## begin GIVEN RECORDS

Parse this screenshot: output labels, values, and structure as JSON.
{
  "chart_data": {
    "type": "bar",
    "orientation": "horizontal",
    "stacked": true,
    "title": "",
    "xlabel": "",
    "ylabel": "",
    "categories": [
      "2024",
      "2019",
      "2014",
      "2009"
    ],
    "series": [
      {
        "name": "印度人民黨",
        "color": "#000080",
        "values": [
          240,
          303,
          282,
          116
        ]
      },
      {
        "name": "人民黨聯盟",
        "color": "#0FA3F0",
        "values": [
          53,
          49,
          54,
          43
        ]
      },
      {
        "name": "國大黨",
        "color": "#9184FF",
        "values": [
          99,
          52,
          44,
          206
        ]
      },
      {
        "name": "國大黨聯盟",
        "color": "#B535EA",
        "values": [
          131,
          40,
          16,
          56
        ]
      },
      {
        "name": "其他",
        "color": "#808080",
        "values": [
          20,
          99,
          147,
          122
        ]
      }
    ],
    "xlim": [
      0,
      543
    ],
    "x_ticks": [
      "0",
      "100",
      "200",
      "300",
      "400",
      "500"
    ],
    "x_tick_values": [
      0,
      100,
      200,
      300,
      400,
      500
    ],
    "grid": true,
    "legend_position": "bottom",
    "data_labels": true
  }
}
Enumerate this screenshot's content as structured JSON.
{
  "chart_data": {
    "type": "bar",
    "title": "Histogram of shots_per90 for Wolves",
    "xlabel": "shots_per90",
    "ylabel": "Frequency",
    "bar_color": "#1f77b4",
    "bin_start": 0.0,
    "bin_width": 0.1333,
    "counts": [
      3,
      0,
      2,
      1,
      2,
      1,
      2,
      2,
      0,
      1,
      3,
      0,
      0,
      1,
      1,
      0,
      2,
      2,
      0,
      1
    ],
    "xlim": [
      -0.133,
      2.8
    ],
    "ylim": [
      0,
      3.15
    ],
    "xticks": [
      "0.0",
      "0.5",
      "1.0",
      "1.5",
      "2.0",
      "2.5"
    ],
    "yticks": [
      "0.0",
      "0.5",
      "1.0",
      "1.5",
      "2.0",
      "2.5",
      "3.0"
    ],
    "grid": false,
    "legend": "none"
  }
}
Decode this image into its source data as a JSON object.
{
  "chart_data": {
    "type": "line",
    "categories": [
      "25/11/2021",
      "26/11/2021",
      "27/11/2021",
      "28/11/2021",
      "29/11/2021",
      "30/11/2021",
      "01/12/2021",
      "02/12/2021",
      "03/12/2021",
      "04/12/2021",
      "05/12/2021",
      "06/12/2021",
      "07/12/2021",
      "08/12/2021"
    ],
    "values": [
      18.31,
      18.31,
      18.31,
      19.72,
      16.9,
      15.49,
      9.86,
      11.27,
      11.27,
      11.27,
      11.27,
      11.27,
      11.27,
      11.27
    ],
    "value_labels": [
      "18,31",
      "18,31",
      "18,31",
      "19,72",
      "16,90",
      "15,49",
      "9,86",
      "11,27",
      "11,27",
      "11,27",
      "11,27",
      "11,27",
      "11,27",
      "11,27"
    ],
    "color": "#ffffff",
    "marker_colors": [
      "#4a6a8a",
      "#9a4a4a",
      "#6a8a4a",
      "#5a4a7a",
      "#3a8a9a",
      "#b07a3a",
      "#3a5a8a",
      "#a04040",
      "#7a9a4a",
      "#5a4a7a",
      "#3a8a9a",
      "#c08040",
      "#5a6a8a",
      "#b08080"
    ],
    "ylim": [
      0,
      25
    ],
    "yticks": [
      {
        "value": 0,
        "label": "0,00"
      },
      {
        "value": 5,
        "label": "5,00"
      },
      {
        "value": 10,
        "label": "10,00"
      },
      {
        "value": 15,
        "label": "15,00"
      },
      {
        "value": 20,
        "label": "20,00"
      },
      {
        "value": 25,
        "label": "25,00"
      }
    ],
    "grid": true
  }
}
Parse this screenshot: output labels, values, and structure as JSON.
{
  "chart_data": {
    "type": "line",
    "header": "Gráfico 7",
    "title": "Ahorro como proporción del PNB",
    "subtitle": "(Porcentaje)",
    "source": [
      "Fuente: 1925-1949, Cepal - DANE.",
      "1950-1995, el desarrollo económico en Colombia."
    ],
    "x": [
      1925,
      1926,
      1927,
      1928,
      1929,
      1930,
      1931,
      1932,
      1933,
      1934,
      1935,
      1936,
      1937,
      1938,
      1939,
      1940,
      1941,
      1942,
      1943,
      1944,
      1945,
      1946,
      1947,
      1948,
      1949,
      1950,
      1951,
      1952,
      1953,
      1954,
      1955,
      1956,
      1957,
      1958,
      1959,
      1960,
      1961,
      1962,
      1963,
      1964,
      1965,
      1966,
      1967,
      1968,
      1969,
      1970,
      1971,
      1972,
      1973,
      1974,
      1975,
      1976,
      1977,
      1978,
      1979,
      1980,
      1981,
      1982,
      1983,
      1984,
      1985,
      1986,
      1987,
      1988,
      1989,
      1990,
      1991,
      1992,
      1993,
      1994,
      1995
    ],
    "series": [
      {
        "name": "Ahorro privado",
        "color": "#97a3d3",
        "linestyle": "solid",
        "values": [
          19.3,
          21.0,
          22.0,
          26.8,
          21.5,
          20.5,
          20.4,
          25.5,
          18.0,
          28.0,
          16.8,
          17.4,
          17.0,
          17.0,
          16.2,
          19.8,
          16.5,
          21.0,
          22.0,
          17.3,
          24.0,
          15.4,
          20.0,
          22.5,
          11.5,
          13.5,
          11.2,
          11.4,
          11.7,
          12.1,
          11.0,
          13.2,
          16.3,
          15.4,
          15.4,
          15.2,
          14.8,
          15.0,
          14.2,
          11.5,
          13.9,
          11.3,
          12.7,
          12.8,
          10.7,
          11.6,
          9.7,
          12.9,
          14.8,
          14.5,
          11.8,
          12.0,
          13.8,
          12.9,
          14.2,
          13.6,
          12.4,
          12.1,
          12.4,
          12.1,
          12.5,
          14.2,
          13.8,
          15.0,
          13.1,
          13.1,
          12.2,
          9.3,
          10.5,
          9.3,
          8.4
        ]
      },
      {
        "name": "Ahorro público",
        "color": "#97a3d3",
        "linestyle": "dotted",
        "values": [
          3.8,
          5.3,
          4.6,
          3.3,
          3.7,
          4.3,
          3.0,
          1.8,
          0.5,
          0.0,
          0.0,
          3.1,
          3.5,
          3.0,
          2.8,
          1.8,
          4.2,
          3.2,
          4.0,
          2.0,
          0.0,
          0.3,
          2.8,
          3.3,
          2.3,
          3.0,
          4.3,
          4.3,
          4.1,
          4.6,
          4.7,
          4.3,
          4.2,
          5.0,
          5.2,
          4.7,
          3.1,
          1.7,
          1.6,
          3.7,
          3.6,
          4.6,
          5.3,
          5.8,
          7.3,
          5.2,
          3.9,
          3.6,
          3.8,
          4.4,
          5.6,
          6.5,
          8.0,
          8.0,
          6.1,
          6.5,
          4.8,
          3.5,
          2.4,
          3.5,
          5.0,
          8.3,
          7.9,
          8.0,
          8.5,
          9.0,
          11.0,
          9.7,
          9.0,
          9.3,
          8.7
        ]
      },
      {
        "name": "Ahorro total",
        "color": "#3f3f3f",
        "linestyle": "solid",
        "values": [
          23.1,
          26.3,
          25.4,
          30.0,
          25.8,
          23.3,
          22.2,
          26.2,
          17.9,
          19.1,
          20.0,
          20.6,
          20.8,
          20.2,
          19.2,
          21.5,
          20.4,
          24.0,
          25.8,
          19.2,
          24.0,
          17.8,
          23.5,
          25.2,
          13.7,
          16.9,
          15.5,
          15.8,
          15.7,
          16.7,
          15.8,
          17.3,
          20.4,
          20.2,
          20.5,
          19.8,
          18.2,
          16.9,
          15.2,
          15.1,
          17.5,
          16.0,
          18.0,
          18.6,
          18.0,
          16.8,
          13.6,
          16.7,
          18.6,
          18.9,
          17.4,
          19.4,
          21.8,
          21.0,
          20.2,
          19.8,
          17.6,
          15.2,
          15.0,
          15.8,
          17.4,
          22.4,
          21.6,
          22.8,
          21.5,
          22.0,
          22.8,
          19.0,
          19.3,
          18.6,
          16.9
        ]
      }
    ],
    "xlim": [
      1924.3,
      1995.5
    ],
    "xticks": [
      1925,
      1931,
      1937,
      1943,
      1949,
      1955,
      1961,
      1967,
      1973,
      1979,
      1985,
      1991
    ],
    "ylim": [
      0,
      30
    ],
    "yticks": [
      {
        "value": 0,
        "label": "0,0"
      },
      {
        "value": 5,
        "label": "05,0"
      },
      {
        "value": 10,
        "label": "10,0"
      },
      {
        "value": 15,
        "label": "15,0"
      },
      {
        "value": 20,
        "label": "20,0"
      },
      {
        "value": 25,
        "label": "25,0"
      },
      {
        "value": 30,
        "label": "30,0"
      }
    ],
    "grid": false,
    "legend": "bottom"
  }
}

## end GIVEN RECORDS

* WHAT YOU HAVE TO DO
Using the listing, copy every line where the word "source" shows up.

* WRITTEN REPLY
Decode this image into its source data as a JSON object.
    "source": [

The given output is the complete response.